Task directions: Every entry below must appear again, exactly as written.

Data for the task:

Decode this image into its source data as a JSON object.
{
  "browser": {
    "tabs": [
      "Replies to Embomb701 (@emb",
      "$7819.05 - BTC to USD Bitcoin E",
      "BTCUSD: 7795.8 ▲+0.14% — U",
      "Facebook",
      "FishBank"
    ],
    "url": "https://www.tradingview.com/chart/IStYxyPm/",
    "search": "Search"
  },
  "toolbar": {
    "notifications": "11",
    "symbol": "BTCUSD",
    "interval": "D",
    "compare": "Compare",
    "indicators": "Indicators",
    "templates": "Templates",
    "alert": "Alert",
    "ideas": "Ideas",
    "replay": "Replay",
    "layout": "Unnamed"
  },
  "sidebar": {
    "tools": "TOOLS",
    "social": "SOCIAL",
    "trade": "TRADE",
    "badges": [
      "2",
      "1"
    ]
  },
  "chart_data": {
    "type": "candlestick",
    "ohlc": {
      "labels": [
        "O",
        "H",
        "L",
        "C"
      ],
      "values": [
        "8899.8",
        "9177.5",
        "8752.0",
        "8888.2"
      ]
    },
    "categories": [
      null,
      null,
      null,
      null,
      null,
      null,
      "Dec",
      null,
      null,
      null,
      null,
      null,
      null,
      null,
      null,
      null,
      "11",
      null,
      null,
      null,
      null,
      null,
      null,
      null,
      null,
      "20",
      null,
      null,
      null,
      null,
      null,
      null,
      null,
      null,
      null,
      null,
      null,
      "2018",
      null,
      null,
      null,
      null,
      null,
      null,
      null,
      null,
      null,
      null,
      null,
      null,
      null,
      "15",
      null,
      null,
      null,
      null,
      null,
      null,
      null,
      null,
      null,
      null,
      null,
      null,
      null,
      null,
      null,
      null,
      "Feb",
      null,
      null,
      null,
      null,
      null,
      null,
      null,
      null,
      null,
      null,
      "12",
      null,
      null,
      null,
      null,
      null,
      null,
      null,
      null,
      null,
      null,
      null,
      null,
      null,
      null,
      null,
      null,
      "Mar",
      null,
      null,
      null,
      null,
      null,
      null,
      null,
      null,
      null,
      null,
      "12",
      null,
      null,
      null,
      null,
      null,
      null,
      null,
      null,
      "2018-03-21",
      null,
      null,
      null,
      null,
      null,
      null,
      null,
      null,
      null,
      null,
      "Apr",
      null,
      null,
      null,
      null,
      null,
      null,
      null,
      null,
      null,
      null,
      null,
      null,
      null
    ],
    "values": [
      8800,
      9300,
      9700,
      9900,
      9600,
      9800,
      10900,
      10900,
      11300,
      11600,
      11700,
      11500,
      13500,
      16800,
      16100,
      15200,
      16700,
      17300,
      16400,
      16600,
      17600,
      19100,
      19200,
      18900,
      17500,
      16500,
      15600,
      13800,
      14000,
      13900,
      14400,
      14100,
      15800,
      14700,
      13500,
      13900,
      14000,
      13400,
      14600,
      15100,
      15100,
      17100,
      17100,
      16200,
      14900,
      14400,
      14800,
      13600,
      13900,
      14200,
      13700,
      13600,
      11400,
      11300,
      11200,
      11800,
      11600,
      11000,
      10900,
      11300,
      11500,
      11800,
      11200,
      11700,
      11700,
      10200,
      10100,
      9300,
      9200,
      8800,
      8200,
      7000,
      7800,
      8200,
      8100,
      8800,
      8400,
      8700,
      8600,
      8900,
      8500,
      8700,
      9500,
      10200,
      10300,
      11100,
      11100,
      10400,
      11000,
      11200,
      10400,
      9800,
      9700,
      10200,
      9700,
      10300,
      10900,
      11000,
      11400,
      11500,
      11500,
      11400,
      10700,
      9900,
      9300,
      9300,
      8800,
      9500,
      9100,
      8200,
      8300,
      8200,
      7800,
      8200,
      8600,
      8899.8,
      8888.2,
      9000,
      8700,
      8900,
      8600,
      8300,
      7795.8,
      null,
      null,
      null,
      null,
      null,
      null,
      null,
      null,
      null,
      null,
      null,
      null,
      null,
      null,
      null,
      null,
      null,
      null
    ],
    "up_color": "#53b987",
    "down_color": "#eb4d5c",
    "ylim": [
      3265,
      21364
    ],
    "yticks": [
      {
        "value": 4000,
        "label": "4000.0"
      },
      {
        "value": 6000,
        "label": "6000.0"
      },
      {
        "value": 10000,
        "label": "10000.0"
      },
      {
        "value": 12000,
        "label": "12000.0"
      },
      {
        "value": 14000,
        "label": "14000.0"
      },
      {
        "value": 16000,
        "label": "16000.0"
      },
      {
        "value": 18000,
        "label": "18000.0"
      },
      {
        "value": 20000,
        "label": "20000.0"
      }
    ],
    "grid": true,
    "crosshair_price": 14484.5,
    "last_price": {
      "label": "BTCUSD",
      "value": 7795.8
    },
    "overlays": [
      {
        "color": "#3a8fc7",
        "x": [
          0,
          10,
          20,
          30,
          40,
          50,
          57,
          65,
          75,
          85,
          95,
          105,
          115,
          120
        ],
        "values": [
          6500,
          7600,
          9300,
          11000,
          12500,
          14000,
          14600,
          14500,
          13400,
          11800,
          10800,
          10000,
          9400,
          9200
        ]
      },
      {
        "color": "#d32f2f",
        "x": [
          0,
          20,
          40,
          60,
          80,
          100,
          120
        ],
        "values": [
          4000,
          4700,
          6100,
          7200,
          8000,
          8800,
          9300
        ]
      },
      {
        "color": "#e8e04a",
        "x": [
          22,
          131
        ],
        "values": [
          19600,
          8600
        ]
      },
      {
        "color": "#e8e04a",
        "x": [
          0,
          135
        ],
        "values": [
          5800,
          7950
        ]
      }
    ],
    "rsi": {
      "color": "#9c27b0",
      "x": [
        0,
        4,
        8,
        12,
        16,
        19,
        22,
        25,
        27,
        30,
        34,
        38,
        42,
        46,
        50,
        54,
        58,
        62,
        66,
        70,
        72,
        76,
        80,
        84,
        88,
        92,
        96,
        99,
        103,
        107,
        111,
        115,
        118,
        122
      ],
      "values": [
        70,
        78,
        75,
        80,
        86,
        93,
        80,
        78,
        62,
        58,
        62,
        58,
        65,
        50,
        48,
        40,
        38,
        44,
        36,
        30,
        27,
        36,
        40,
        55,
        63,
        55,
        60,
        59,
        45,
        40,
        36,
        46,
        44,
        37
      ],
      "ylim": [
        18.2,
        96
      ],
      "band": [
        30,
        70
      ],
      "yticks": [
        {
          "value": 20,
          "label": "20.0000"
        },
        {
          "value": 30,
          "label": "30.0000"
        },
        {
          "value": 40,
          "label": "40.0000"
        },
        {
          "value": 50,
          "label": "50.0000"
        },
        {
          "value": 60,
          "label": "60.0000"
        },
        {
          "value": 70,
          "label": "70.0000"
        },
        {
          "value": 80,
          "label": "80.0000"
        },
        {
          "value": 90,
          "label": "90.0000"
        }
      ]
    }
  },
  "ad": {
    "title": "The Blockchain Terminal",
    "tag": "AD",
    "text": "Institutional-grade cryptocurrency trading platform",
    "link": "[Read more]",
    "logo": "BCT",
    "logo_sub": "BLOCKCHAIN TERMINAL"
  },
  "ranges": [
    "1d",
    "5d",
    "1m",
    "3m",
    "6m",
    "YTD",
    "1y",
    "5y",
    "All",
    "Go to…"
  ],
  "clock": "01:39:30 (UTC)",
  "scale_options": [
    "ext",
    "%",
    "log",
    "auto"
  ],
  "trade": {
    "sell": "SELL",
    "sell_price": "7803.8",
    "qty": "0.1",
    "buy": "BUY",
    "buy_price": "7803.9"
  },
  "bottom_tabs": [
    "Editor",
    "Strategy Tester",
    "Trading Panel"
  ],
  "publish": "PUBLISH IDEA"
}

Solution:
Decode this image into its source data as a JSON object.
{
  "browser": {
    "tabs": [
      "Replies to Embomb701 (@emb",
      "$7819.05 - BTC to USD Bitcoin E",
      "BTCUSD: 7795.8 ▲+0.14% — U",
      "Facebook",
      "FishBank"
    ],
    "url": "https://www.tradingview.com/chart/IStYxyPm/",
    "search": "Search"
  },
  "toolbar": {
    "notifications": "11",
    "symbol": "BTCUSD",
    "interval": "D",
    "compare": "Compare",
    "indicators": "Indicators",
    "templates": "Templates",
    "alert": "Alert",
    "ideas": "Ideas",
    "replay": "Replay",
    "layout": "Unnamed"
  },
  "sidebar": {
    "tools": "TOOLS",
    "social": "SOCIAL",
    "trade": "TRADE",
    "badges": [
      "2",
      "1"
    ]
  },
  "chart_data": {
    "type": "candlestick",
    "ohlc": {
      "labels": [
        "O",
        "H",
        "L",
        "C"
      ],
      "values": [
        "8899.8",
        "9177.5",
        "8752.0",
        "8888.2"
      ]
    },
    "categories": [
      null,
      null,
      null,
      null,
      null,
      null,
      "Dec",
      null,
      null,
      null,
      null,
      null,
      null,
      null,
      null,
      null,
      "11",
      null,
      null,
      null,
      null,
      null,
      null,
      null,
      null,
      "20",
      null,
      null,
      null,
      null,
      null,
      null,
      null,
      null,
      null,
      null,
      null,
      "2018",
      null,
      null,
      null,
      null,
      null,
      null,
      null,
      null,
      null,
      null,
      null,
      null,
      null,
      "15",
      null,
      null,
      null,
      null,
      null,
      null,
      null,
      null,
      null,
      null,
      null,
      null,
      null,
      null,
      null,
      null,
      "Feb",
      null,
      null,
      null,
      null,
      null,
      null,
      null,
      null,
      null,
      null,
      "12",
      null,
      null,
      null,
      null,
      null,
      null,
      null,
      null,
      null,
      null,
      null,
      null,
      null,
      null,
      null,
      null,
      "Mar",
      null,
      null,
      null,
      null,
      null,
      null,
      null,
      null,
      null,
      null,
      "12",
      null,
      null,
      null,
      null,
      null,
      null,
      null,
      null,
      "2018-03-21",
      null,
      null,
      null,
      null,
      null,
      null,
      null,
      null,
      null,
      null,
      "Apr",
      null,
      null,
      null,
      null,
      null,
      null,
      null,
      null,
      null,
      null,
      null,
      null,
      null
    ],
    "values": [
      8800,
      9300,
      9700,
      9900,
      9600,
      9800,
      10900,
      10900,
      11300,
      11600,
      11700,
      11500,
      13500,
      16800,
      16100,
      15200,
      16700,
      17300,
      16400,
      16600,
      17600,
      19100,
      19200,
      18900,
      17500,
      16500,
      15600,
      13800,
      14000,
      13900,
      14400,
      14100,
      15800,
      14700,
      13500,
      13900,
      14000,
      13400,
      14600,
      15100,
      15100,
      17100,
      17100,
      16200,
      14900,
      14400,
      14800,
      13600,
      13900,
      14200,
      13700,
      13600,
      11400,
      11300,
      11200,
      11800,
      11600,
      11000,
      10900,
      11300,
      11500,
      11800,
      11200,
      11700,
      11700,
      10200,
      10100,
      9300,
      9200,
      8800,
      8200,
      7000,
      7800,
      8200,
      8100,
      8800,
      8400,
      8700,
      8600,
      8900,
      8500,
      8700,
      9500,
      10200,
      10300,
      11100,
      11100,
      10400,
      11000,
      11200,
      10400,
      9800,
      9700,
      10200,
      9700,
      10300,
      10900,
      11000,
      11400,
      11500,
      11500,
      11400,
      10700,
      9900,
      9300,
      9300,
      8800,
      9500,
      9100,
      8200,
      8300,
      8200,
      7800,
      8200,
      8600,
      8899.8,
      8888.2,
      9000,
      8700,
      8900,
      8600,
      8300,
      7795.8,
      null,
      null,
      null,
      null,
      null,
      null,
      null,
      null,
      null,
      null,
      null,
      null,
      null,
      null,
      null,
      null,
      null,
      null
    ],
    "up_color": "#53b987",
    "down_color": "#eb4d5c",
    "ylim": [
      3265,
      21364
    ],
    "yticks": [
      {
        "value": 4000,
        "label": "4000.0"
      },
      {
        "value": 6000,
        "label": "6000.0"
      },
      {
        "value": 10000,
        "label": "10000.0"
      },
      {
        "value": 12000,
        "label": "12000.0"
      },
      {
        "value": 14000,
        "label": "14000.0"
      },
      {
        "value": 16000,
        "label": "16000.0"
      },
      {
        "value": 18000,
        "label": "18000.0"
      },
      {
        "value": 20000,
        "label": "20000.0"
      }
    ],
    "grid": true,
    "crosshair_price": 14484.5,
    "last_price": {
      "label": "BTCUSD",
      "value": 7795.8
    },
    "overlays": [
      {
        "color": "#3a8fc7",
        "x": [
          0,
          10,
          20,
          30,
          40,
          50,
          57,
          65,
          75,
          85,
          95,
          105,
          115,
          120
        ],
        "values": [
          6500,
          7600,
          9300,
          11000,
          12500,
          14000,
          14600,
          14500,
          13400,
          11800,
          10800,
          10000,
          9400,
          9200
        ]
      },
      {
        "color": "#d32f2f",
        "x": [
          0,
          20,
          40,
          60,
          80,
          100,
          120
        ],
        "values": [
          4000,
          4700,
          6100,
          7200,
          8000,
          8800,
          9300
        ]
      },
      {
        "color": "#e8e04a",
        "x": [
          22,
          131
        ],
        "values": [
          19600,
          8600
        ]
      },
      {
        "color": "#e8e04a",
        "x": [
          0,
          135
        ],
        "values": [
          5800,
          7950
        ]
      }
    ],
    "rsi": {
      "color": "#9c27b0",
      "x": [
        0,
        4,
        8,
        12,
        16,
        19,
        22,
        25,
        27,
        30,
        34,
        38,
        42,
        46,
        50,
        54,
        58,
        62,
        66,
        70,
        72,
        76,
        80,
        84,
        88,
        92,
        96,
        99,
        103,
        107,
        111,
        115,
        118,
        122
      ],
      "values": [
        70,
        78,
        75,
        80,
        86,
        93,
        80,
        78,
        62,
        58,
        62,
        58,
        65,
        50,
        48,
        40,
        38,
        44,
        36,
        30,
        27,
        36,
        40,
        55,
        63,
        55,
        60,
        59,
        45,
        40,
        36,
        46,
        44,
        37
      ],
      "ylim": [
        18.2,
        96
      ],
      "band": [
        30,
        70
      ],
      "yticks": [
        {
          "value": 20,
          "label": "20.0000"
        },
        {
          "value": 30,
          "label": "30.0000"
        },
        {
          "value": 40,
          "label": "40.0000"
        },
        {
          "value": 50,
          "label": "50.0000"
        },
        {
          "value": 60,
          "label": "60.0000"
        },
        {
          "value": 70,
          "label": "70.0000"
        },
        {
          "value": 80,
          "label": "80.0000"
        },
        {
          "value": 90,
          "label": "90.0000"
        }
      ]
    }
  },
  "ad": {
    "title": "The Blockchain Terminal",
    "tag": "AD",
    "text": "Institutional-grade cryptocurrency trading platform",
    "link": "[Read more]",
    "logo": "BCT",
    "logo_sub": "BLOCKCHAIN TERMINAL"
  },
  "ranges": [
    "1d",
    "5d",
    "1m",
    "3m",
    "6m",
    "YTD",
    "1y",
    "5y",
    "All",
    "Go to…"
  ],
  "clock": "01:39:30 (UTC)",
  "scale_options": [
    "ext",
    "%",
    "log",
    "auto"
  ],
  "trade": {
    "sell": "SELL",
    "sell_price": "7803.8",
    "qty": "0.1",
    "buy": "BUY",
    "buy_price": "7803.9"
  },
  "bottom_tabs": [
    "Editor",
    "Strategy Tester",
    "Trading Panel"
  ],
  "publish": "PUBLISH IDEA"
}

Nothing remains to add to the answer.